> STATED PROBLEM: From the entries below, gather each line containing the word "Уровень".

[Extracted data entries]

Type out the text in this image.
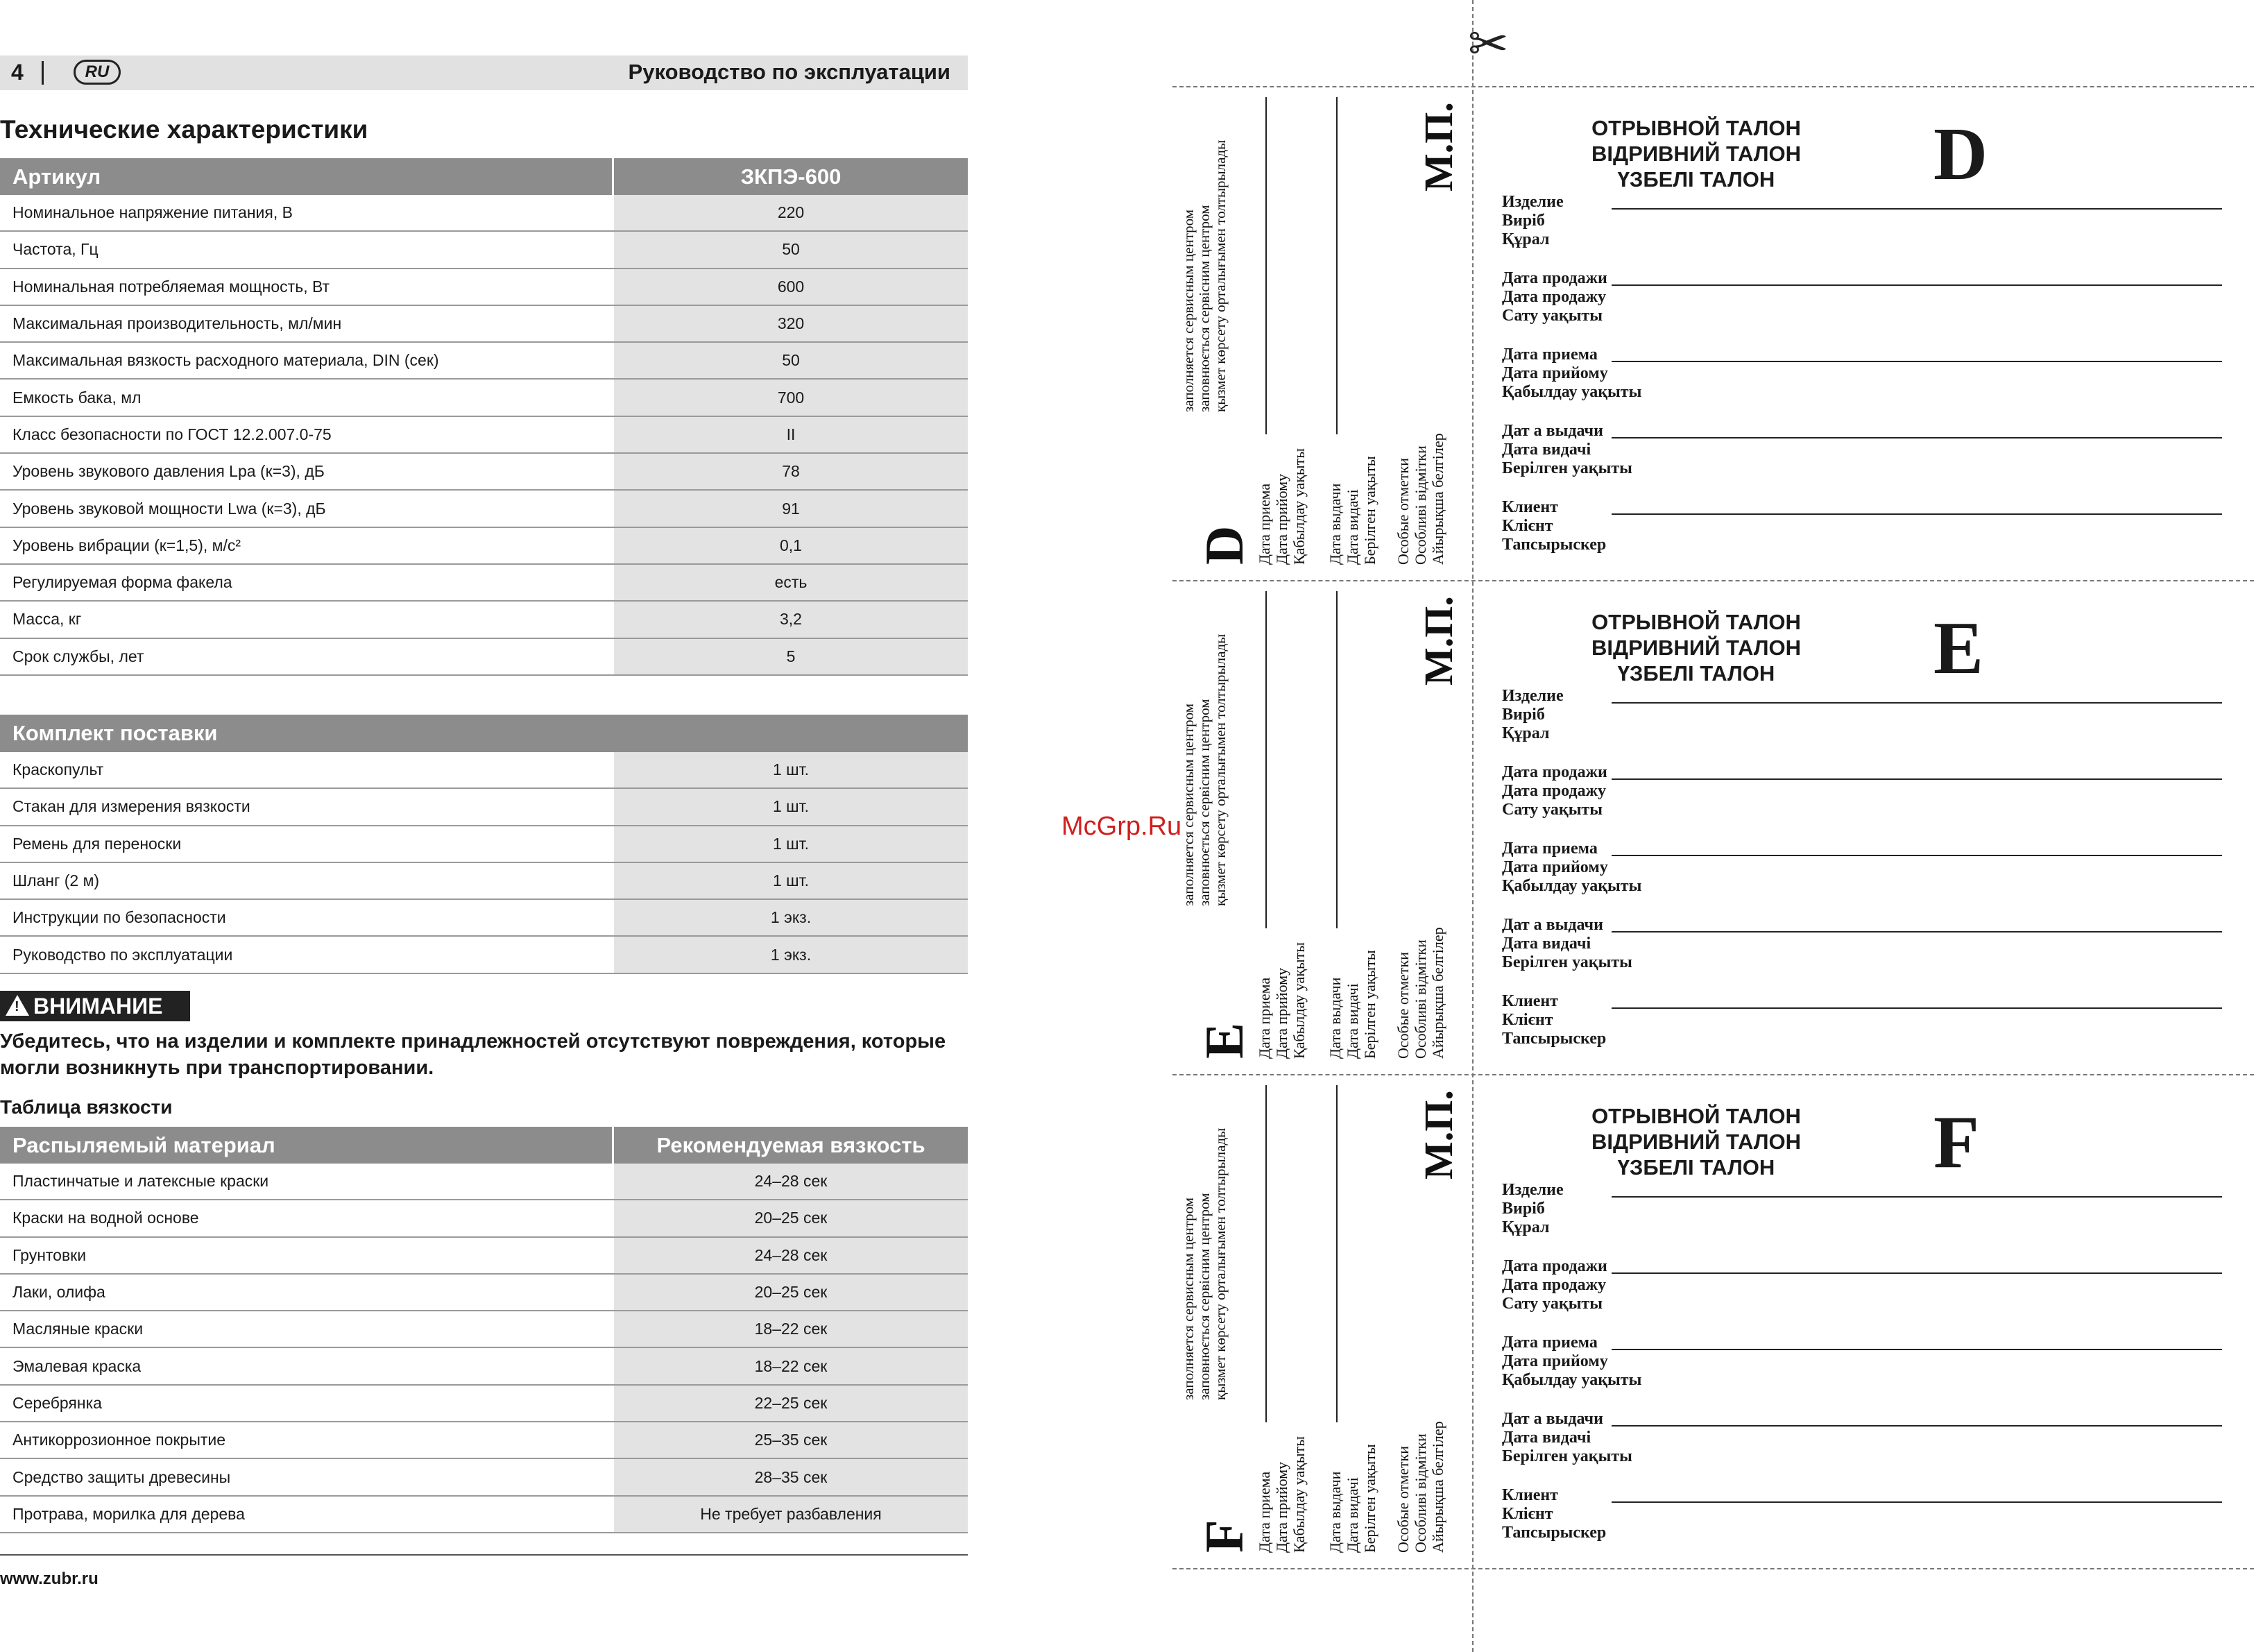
4	RU	Руководство по эксплуатации
Технические характеристики
Артикул	ЗКПЭ-600
Номинальное напряжение питания, В	220
Частота, Гц	50
Номинальная потребляемая мощность, Вт	600
Максимальная производительность, мл/мин	320
Максимальная вязкость расходного материала, DIN (сек)	50
Емкость бака, мл	700
Класс безопасности по ГОСТ 12.2.007.0-75	II
Уровень звукового давления Lpa (к=3), дБ	78
Уровень звуковой мощности Lwa (к=3), дБ	91
Уровень вибрации (к=1,5), м/с²	0,1
Регулируемая форма факела	есть
Масса, кг	3,2
Срок службы, лет	5
Комплект поставки
Краскопульт	1 шт.
Стакан для измерения вязкости	1 шт.
Ремень для переноски	1 шт.
Шланг (2 м)	1 шт.
Инструкции по безопасности	1 экз.
Руководство по эксплуатации	1 экз.
! ВНИМАНИЕ
Убедитесь, что на изделии и комплекте принадлежностей отсутствуют повреждения, которые могли возникнуть при транспортировании.
Таблица вязкости
Распыляемый материал	Рекомендуемая вязкость
Пластинчатые и латексные краски	24–28 сек
Краски на водной основе	20–25 сек
Грунтовки	24–28 сек
Лаки, олифа	20–25 сек
Масляные краски	18–22 сек
Эмалевая краска	18–22 сек
Серебрянка	22–25 сек
Антикоррозионное покрытие	25–35 сек
Средство защиты древесины	28–35 сек
Протрава, морилка для дерева	Не требует разбавления
www.zubr.ru
McGrp.Ru
✂
D
заполняется сервисным центром заповнюється сервісним центром қызмет көрсету орталығымен толтырылады
Дата приема Дата прийому Қабылдау уақыты Дата выдачи Дата видачі Берілген уақыты Особые отметки Особливі відмітки Айырықша белгілер
М.П.	ОТРЫВНОЙ ТАЛОН
ВІДРИВНИЙ ТАЛОН
ҮЗБЕЛІ ТАЛОН	D
Изделие
Виріб
Құрал
Дата продажи
Дата продажу
Сату уақыты
Дата приема
Дата прийому
Қабылдау уақыты
Дат а выдачи
Дата видачі
Берілген уақыты
Клиент
Клієнт
Тапсырыскер
E
заполняется сервисным центром заповнюється сервісним центром қызмет көрсету орталығымен толтырылады
Дата приема Дата прийому Қабылдау уақыты Дата выдачи Дата видачі Берілген уақыты Особые отметки Особливі відмітки Айырықша белгілер
М.П.	ОТРЫВНОЙ ТАЛОН
ВІДРИВНИЙ ТАЛОН
ҮЗБЕЛІ ТАЛОН	E
Изделие
Виріб
Құрал
Дата продажи
Дата продажу
Сату уақыты
Дата приема
Дата прийому
Қабылдау уақыты
Дат а выдачи
Дата видачі
Берілген уақыты
Клиент
Клієнт
Тапсырыскер
F
заполняется сервисным центром заповнюється сервісним центром қызмет көрсету орталығымен толтырылады
Дата приема Дата прийому Қабылдау уақыты Дата выдачи Дата видачі Берілген уақыты Особые отметки Особливі відмітки Айырықша белгілер
М.П.	ОТРЫВНОЙ ТАЛОН
ВІДРИВНИЙ ТАЛОН
ҮЗБЕЛІ ТАЛОН	F
Изделие
Виріб
Құрал
Дата продажи
Дата продажу
Сату уақыты
Дата приема
Дата прийому
Қабылдау уақыты
Дат а выдачи
Дата видачі
Берілген уақыты
Клиент
Клієнт
Тапсырыскер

> IN RESPONSE:
Уровень звукового давления Lpa (к=3), дБ	78
Уровень звуковой мощности Lwa (к=3), дБ	91
Уровень вибрации (к=1,5), м/с²	0,1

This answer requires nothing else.